● **Objective**
Locate each line below that includes "this" and reproduce it.

Collected data:
>> BEGIN
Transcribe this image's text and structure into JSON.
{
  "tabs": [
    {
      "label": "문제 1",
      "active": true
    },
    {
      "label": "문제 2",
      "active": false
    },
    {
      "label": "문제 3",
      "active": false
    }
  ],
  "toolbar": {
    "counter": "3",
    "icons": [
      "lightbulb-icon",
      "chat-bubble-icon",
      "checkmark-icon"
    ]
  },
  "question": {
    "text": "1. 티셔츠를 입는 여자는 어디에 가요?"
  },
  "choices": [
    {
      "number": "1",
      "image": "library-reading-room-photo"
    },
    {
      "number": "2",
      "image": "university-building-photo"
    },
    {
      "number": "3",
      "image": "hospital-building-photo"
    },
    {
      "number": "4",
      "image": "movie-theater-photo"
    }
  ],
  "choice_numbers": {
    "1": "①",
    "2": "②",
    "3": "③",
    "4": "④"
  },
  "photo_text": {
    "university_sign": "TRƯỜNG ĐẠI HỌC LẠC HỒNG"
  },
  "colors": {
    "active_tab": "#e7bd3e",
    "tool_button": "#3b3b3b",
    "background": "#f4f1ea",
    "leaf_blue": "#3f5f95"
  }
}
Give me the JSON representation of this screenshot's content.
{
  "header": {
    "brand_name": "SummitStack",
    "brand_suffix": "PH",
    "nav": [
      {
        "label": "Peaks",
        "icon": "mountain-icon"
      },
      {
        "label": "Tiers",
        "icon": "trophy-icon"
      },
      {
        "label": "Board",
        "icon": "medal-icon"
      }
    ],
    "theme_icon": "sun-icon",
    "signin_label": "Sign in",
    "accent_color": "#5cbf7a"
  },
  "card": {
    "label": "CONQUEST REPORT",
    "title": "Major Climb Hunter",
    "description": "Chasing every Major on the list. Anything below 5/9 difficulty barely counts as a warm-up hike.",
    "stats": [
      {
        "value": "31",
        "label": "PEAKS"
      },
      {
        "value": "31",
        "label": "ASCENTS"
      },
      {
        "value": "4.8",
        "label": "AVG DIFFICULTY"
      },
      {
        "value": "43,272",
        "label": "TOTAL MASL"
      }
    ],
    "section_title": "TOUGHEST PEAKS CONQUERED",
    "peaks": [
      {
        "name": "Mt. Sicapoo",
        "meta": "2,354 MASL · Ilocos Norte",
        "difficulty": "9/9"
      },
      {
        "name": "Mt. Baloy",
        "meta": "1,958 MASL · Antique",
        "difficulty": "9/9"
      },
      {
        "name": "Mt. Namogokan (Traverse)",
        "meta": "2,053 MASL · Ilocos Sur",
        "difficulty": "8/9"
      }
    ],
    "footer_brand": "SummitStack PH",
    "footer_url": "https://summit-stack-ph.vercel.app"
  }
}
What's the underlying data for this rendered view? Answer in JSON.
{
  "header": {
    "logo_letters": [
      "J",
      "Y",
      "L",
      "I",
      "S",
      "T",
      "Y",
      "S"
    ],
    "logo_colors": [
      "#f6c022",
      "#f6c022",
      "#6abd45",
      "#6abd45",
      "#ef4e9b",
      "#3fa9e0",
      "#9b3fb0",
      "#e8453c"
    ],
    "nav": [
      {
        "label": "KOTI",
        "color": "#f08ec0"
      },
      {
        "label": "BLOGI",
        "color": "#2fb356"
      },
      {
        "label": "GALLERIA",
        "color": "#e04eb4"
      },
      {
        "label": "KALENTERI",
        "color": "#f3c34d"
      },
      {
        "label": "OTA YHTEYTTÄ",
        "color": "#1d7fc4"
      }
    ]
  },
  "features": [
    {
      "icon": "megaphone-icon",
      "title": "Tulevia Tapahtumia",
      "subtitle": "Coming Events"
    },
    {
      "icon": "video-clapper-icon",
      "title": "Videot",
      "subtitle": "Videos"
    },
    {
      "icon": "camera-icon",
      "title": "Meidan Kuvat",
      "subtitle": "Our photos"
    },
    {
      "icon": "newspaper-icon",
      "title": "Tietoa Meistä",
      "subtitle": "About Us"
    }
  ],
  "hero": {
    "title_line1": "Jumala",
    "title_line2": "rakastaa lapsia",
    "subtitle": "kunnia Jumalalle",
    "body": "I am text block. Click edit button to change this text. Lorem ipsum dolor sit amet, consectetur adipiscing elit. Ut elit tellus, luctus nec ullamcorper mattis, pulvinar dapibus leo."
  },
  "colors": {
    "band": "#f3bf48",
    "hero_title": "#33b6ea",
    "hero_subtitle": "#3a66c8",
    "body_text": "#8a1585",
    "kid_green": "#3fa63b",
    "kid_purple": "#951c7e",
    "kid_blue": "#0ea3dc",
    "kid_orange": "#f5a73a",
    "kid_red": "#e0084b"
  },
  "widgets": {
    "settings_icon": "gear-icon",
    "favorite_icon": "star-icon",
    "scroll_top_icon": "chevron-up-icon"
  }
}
>> END
● **Task solution**
Transcribe this image's text and structure into JSON.
Give me the JSON representation of this screenshot's content.
What's the underlying data for this rendered view? Answer in JSON.
    "body": "I am text block. Click edit button to change this text. Lorem ipsum dolor sit amet, consectetur adipiscing elit. Ut elit tellus, luctus nec ullamcorper mattis, pulvinar dapibus leo."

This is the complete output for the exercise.